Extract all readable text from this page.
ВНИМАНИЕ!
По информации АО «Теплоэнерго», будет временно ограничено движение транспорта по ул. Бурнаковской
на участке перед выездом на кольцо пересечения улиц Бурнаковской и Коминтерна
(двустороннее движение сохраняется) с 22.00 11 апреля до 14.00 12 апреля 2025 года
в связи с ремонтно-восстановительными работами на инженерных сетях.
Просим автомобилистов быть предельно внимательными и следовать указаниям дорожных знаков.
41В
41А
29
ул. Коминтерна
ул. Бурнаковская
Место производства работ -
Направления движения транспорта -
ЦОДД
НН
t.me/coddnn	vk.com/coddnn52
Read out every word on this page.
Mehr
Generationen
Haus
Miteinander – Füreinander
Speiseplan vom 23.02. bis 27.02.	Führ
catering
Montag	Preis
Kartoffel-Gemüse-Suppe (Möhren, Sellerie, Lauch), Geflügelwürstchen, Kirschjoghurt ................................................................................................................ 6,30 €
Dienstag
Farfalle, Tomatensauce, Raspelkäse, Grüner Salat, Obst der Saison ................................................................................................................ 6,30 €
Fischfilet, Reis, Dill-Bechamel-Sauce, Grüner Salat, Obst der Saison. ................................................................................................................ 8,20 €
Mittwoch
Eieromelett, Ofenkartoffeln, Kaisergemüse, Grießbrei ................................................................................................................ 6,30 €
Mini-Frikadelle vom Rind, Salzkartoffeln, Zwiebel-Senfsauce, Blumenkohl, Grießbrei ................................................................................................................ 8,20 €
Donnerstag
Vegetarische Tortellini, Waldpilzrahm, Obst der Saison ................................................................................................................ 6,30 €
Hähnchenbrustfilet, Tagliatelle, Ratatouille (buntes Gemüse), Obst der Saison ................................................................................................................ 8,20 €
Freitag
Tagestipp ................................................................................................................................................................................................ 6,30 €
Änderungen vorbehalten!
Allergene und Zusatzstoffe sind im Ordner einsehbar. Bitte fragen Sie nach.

§ WORK REQUIRED
Lines that include the word "Grüner" are to be extracted from the data above.

§ ANSWER TO THIS TASK
Farfalle, Tomatensauce, Raspelkäse, Grüner Salat, Obst der Saison ................................................................................................................ 6,30 €
Fischfilet, Reis, Dill-Bechamel-Sauce, Grüner Salat, Obst der Saison. ................................................................................................................ 8,20 €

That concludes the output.